━━━ DATA FOR THIS EXERCISE ━━━

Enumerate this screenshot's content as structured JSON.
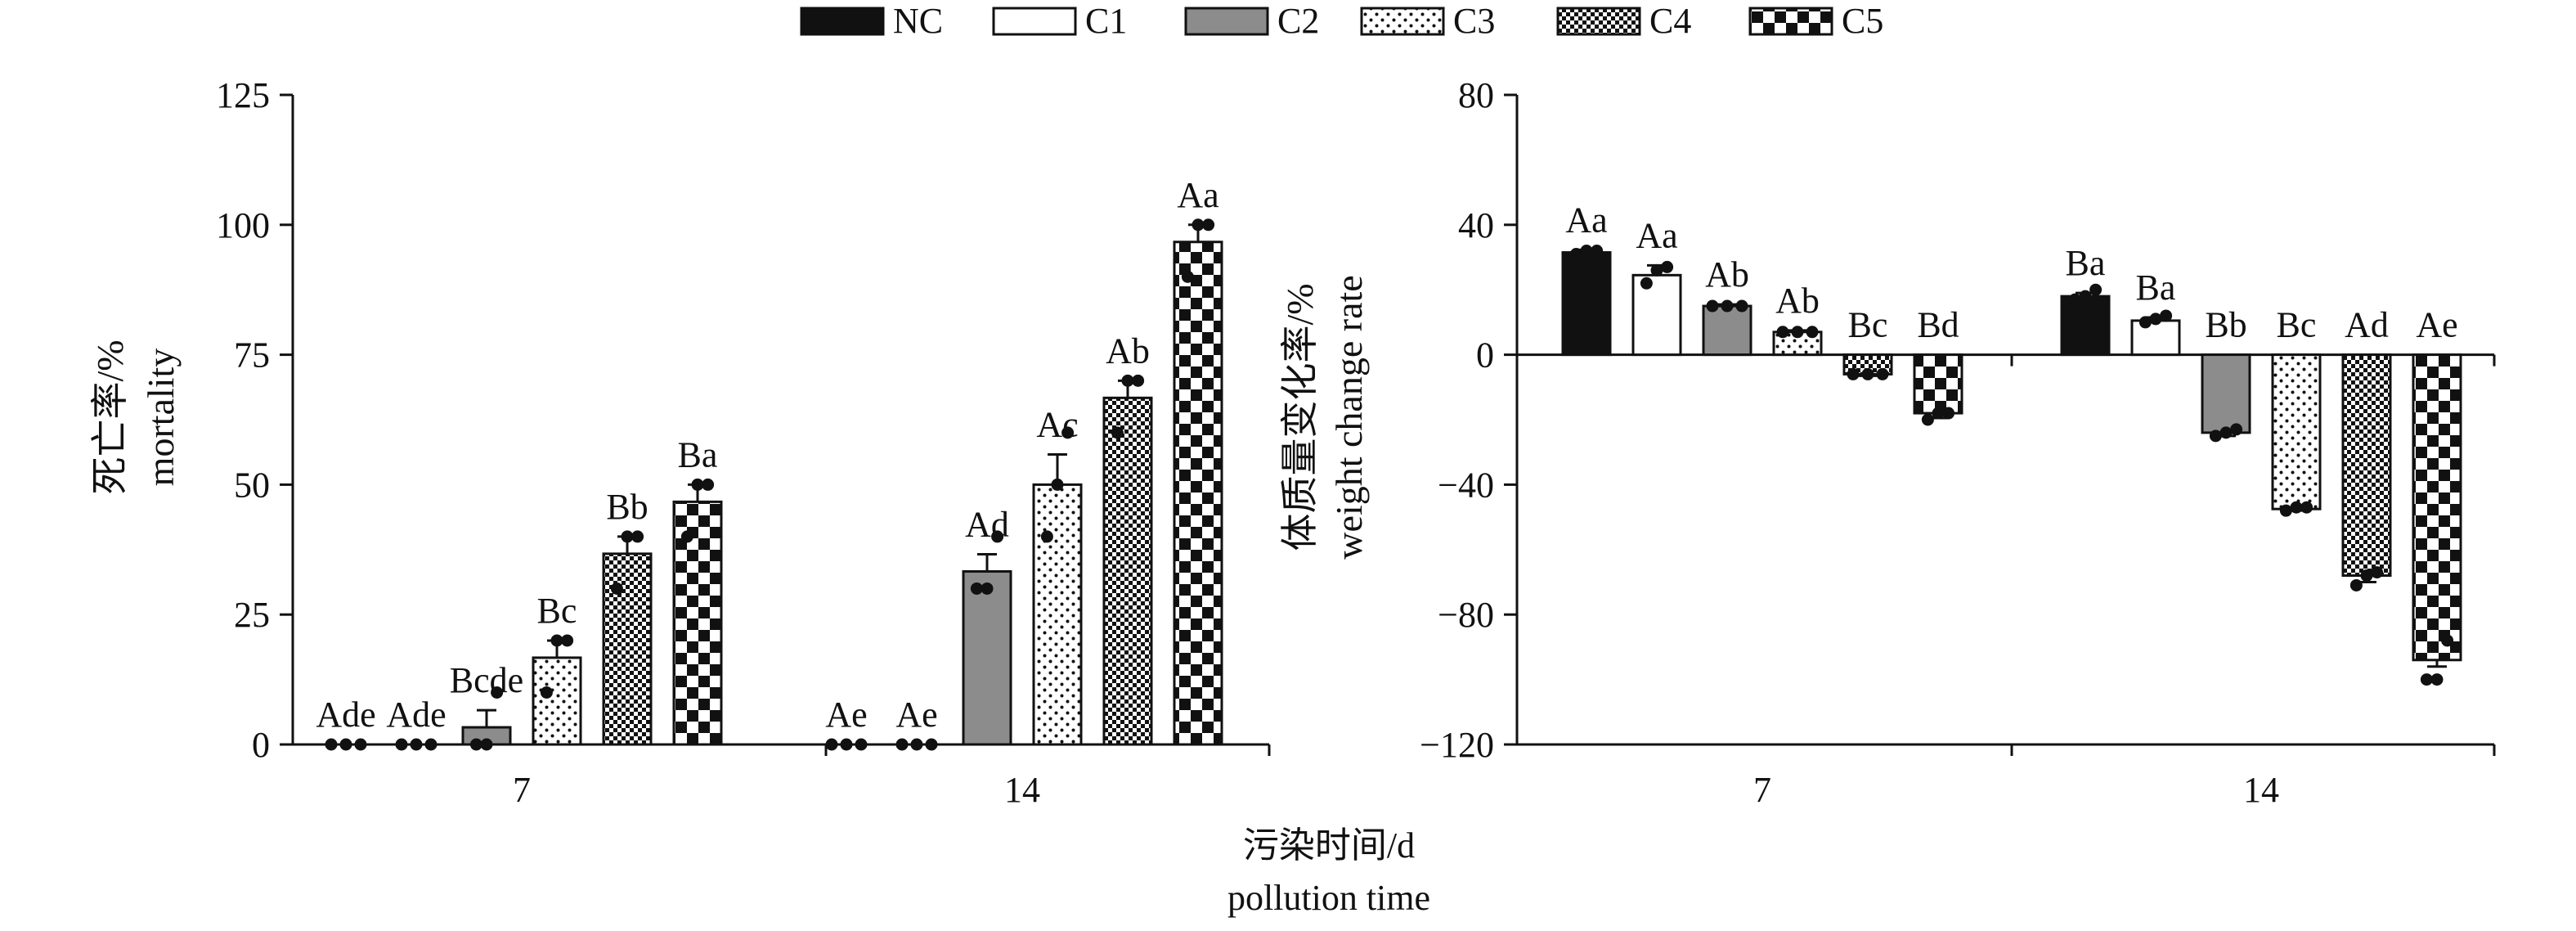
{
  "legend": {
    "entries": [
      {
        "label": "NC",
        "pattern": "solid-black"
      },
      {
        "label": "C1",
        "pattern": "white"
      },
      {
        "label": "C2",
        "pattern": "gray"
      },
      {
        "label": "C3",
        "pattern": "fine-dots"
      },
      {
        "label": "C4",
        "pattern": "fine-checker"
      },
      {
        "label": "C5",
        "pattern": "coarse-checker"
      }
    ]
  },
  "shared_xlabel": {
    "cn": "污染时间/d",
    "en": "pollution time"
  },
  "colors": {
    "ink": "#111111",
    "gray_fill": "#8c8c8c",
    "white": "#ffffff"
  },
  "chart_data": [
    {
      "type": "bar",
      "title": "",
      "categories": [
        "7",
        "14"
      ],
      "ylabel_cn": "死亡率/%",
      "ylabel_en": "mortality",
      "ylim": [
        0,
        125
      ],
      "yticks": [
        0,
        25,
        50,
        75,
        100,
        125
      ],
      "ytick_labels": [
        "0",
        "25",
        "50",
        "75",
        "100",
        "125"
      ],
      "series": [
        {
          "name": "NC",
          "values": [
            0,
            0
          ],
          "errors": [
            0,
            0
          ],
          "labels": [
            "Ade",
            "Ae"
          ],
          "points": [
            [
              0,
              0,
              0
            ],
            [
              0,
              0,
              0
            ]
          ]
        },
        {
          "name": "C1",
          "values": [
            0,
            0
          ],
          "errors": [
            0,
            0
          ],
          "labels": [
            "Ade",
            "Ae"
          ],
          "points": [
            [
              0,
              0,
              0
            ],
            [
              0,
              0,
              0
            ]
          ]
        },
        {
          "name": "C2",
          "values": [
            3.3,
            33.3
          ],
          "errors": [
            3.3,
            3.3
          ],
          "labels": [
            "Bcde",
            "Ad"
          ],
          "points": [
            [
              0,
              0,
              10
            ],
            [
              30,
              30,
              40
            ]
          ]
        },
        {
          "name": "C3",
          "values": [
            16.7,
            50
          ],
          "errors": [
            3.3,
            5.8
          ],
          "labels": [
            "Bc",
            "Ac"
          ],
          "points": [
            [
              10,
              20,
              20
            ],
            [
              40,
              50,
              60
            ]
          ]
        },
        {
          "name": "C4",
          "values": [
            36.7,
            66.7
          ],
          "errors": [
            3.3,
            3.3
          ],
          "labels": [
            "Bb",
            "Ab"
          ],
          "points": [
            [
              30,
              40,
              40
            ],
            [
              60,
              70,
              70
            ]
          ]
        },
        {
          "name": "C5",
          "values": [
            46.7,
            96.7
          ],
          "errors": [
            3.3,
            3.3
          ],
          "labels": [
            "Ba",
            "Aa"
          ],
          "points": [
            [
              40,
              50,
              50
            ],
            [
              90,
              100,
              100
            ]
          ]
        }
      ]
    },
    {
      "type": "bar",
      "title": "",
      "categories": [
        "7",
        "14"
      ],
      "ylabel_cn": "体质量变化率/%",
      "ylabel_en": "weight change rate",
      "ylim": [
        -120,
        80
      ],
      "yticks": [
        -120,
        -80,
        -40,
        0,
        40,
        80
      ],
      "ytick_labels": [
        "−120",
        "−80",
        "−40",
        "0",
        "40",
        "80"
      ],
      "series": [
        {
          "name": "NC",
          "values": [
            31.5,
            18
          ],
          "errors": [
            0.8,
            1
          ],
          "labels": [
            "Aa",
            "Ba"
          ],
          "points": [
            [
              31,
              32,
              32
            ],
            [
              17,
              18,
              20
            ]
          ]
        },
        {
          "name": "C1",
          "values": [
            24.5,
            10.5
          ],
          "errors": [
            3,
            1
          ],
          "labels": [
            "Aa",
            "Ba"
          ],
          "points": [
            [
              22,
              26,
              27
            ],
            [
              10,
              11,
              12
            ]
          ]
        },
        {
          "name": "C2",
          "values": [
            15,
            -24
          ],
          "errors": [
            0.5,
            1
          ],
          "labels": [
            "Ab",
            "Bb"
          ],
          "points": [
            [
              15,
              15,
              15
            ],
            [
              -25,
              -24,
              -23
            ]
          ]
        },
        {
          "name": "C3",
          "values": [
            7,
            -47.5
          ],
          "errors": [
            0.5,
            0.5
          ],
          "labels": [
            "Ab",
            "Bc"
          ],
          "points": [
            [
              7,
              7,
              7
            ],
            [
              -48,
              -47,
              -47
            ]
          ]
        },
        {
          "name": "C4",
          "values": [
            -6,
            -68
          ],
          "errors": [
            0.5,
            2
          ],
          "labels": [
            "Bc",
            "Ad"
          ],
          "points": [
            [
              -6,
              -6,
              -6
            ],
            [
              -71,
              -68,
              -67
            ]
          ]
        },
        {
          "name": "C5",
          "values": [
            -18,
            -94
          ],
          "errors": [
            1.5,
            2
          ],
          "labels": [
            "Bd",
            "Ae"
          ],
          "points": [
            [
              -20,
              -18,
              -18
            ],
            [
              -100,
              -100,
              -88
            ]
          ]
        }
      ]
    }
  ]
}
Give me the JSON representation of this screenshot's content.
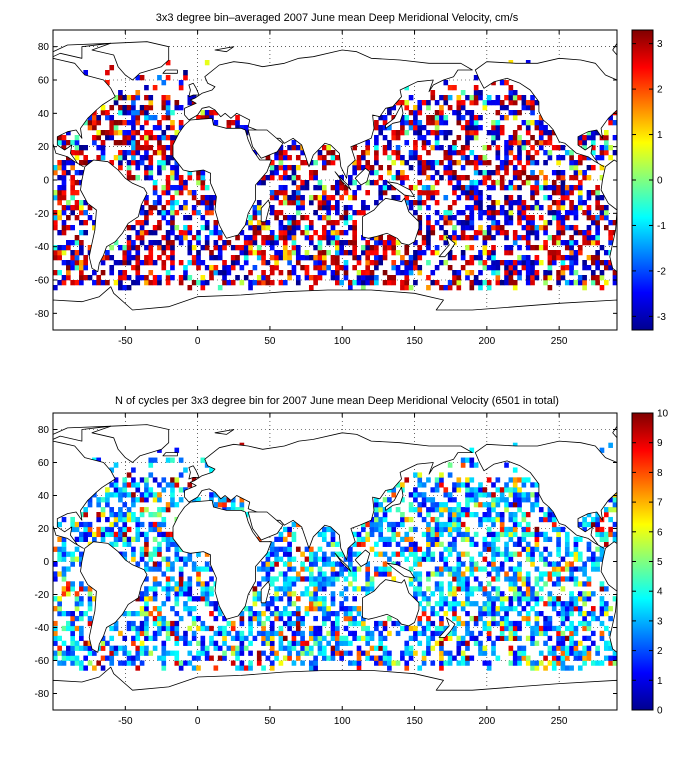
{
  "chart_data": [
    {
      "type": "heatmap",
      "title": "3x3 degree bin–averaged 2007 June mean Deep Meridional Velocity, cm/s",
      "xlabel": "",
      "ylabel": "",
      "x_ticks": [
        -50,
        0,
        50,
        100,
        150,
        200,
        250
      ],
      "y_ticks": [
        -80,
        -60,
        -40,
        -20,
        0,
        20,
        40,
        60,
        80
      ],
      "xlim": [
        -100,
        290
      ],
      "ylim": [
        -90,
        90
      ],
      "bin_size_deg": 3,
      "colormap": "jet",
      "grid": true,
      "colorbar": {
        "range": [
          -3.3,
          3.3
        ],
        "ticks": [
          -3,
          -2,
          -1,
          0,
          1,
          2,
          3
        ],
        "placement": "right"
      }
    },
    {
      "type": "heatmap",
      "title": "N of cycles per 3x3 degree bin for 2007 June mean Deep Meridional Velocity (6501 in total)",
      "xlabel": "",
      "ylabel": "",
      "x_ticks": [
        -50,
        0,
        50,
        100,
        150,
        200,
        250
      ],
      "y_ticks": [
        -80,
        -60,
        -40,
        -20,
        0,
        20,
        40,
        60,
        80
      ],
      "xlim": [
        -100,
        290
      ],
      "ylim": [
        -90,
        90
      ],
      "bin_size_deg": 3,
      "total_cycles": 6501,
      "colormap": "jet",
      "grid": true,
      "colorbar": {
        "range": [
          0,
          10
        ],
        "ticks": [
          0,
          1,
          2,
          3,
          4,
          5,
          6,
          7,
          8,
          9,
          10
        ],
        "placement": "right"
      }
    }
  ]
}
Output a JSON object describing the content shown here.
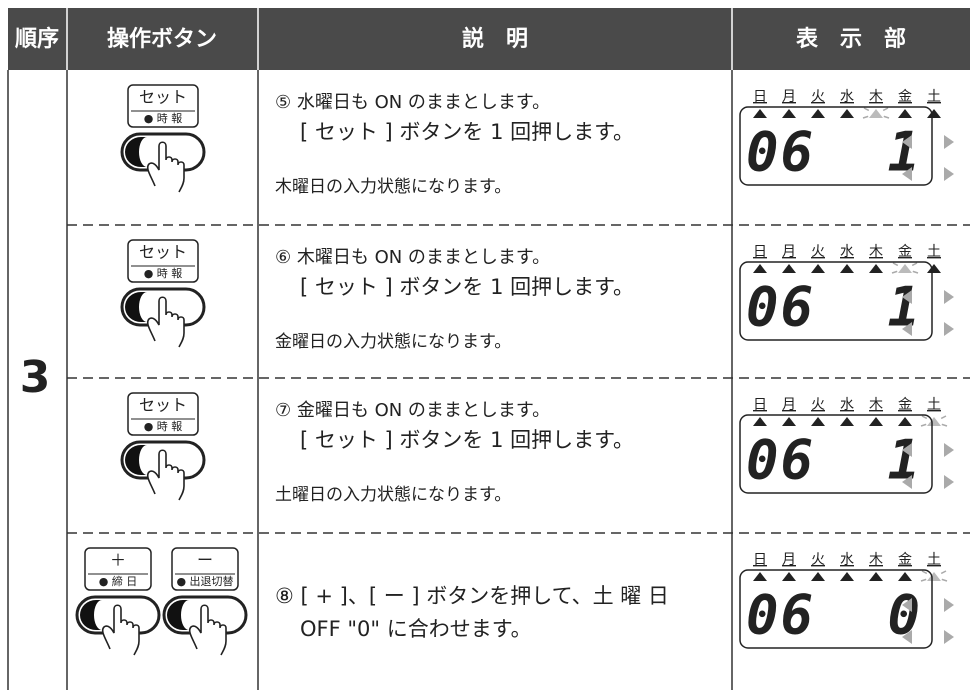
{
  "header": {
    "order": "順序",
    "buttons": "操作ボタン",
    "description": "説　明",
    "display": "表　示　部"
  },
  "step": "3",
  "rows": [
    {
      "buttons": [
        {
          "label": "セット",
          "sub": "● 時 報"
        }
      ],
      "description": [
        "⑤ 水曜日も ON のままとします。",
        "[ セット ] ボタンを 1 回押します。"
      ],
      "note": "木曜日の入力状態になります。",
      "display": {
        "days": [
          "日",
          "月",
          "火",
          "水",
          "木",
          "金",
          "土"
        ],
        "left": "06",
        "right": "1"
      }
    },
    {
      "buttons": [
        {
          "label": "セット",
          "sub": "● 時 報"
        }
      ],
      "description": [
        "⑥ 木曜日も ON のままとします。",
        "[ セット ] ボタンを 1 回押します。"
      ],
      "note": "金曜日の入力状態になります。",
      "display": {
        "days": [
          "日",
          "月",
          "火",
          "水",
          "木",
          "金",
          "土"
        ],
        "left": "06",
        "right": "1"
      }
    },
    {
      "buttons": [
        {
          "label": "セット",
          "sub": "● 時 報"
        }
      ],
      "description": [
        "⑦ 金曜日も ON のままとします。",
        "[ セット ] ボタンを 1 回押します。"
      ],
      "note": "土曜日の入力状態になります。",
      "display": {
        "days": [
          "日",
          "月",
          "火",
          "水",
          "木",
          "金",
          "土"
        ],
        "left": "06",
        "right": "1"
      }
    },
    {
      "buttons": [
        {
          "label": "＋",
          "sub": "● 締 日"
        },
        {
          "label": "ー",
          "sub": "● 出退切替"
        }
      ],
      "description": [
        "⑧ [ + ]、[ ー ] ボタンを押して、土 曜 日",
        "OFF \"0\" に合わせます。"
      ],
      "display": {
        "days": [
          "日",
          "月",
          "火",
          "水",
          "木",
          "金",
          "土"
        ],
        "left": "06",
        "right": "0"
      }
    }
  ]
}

━━━

PROBLEM REQUIREMENTS — From the entries above, return each line with the word "note" in it.

FINAL RESULT —
      "note": "木曜日の入力状態になります。",
      "note": "金曜日の入力状態になります。",
      "note": "土曜日の入力状態になります。",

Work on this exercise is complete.